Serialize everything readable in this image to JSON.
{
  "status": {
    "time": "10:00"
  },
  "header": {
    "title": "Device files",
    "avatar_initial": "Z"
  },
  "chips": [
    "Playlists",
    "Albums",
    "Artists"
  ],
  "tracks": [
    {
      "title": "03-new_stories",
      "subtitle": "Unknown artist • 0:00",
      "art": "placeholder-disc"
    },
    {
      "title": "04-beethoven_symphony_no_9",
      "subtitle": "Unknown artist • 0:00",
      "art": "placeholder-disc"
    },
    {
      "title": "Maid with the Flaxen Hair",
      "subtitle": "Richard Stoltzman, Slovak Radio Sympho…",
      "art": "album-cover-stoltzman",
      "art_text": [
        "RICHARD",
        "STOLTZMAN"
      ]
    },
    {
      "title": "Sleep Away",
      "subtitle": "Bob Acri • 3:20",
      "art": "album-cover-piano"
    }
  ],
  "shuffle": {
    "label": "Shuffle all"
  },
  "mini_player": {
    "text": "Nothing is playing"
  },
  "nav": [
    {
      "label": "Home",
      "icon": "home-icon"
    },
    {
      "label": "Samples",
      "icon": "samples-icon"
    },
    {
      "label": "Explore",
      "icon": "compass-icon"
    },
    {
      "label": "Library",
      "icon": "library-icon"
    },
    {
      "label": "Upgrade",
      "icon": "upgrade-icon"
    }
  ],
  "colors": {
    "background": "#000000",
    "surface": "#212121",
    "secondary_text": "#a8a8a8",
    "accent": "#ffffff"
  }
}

****************

### EXERCISE DIRECTIONS
Write out every line exactly as it stands.

### RIGHT ANSWER
Serialize everything readable in this image to JSON.
{
  "status": {
    "time": "10:00"
  },
  "header": {
    "title": "Device files",
    "avatar_initial": "Z"
  },
  "chips": [
    "Playlists",
    "Albums",
    "Artists"
  ],
  "tracks": [
    {
      "title": "03-new_stories",
      "subtitle": "Unknown artist • 0:00",
      "art": "placeholder-disc"
    },
    {
      "title": "04-beethoven_symphony_no_9",
      "subtitle": "Unknown artist • 0:00",
      "art": "placeholder-disc"
    },
    {
      "title": "Maid with the Flaxen Hair",
      "subtitle": "Richard Stoltzman, Slovak Radio Sympho…",
      "art": "album-cover-stoltzman",
      "art_text": [
        "RICHARD",
        "STOLTZMAN"
      ]
    },
    {
      "title": "Sleep Away",
      "subtitle": "Bob Acri • 3:20",
      "art": "album-cover-piano"
    }
  ],
  "shuffle": {
    "label": "Shuffle all"
  },
  "mini_player": {
    "text": "Nothing is playing"
  },
  "nav": [
    {
      "label": "Home",
      "icon": "home-icon"
    },
    {
      "label": "Samples",
      "icon": "samples-icon"
    },
    {
      "label": "Explore",
      "icon": "compass-icon"
    },
    {
      "label": "Library",
      "icon": "library-icon"
    },
    {
      "label": "Upgrade",
      "icon": "upgrade-icon"
    }
  ],
  "colors": {
    "background": "#000000",
    "surface": "#212121",
    "secondary_text": "#a8a8a8",
    "accent": "#ffffff"
  }
}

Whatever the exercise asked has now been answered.